Extract each line where the string "Jeoba" shows up.

_ _ _ _ _ _ _

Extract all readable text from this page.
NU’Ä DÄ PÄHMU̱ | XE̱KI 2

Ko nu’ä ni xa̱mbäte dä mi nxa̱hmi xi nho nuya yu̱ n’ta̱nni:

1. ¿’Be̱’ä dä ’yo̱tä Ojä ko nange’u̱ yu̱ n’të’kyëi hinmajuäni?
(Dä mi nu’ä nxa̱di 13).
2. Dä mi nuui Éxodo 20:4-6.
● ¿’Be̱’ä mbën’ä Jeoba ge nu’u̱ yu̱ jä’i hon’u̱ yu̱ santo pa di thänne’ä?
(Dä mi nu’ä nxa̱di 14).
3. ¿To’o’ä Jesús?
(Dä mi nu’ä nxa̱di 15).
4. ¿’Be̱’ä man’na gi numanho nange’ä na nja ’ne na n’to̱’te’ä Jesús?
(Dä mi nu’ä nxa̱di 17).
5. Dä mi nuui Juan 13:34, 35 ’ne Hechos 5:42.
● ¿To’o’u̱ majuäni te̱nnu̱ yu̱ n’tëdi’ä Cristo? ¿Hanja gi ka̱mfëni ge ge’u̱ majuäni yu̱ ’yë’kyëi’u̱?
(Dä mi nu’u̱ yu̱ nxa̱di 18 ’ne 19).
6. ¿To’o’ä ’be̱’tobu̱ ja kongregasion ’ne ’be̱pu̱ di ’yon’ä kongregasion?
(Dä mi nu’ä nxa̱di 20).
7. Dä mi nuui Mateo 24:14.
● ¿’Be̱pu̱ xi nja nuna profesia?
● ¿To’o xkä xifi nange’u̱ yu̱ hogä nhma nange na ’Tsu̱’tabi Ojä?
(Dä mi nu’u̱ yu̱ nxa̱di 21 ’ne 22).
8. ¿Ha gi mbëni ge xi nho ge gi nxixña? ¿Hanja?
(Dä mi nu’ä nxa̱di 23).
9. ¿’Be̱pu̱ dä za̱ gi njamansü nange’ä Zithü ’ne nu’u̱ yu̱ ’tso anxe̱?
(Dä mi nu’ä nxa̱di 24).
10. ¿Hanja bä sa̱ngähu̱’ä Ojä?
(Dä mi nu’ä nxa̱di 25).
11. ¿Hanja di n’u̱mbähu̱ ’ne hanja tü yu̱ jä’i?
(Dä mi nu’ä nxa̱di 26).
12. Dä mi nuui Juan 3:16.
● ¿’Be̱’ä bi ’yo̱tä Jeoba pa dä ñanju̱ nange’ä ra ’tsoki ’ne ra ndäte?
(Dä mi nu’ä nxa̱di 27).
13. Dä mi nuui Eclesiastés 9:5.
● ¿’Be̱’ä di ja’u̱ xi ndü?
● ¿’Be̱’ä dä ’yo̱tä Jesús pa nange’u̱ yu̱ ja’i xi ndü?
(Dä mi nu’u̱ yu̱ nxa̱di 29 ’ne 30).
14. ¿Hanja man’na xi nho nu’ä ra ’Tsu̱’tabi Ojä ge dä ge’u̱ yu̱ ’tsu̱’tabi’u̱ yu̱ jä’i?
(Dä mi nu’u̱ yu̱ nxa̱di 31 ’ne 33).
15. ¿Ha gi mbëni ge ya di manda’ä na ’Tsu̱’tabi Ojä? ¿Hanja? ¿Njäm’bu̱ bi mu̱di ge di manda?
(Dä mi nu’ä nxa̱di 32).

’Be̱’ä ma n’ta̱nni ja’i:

_ _ _ _ _ _ _

> [PROBLEM SOLUTION]:
● ¿’Be̱’ä mbën’ä Jeoba ge nu’u̱ yu̱ jä’i hon’u̱ yu̱ santo pa di thänne’ä?
● ¿’Be̱’ä bi ’yo̱tä Jeoba pa dä ñanju̱ nange’ä ra ’tsoki ’ne ra ndäte?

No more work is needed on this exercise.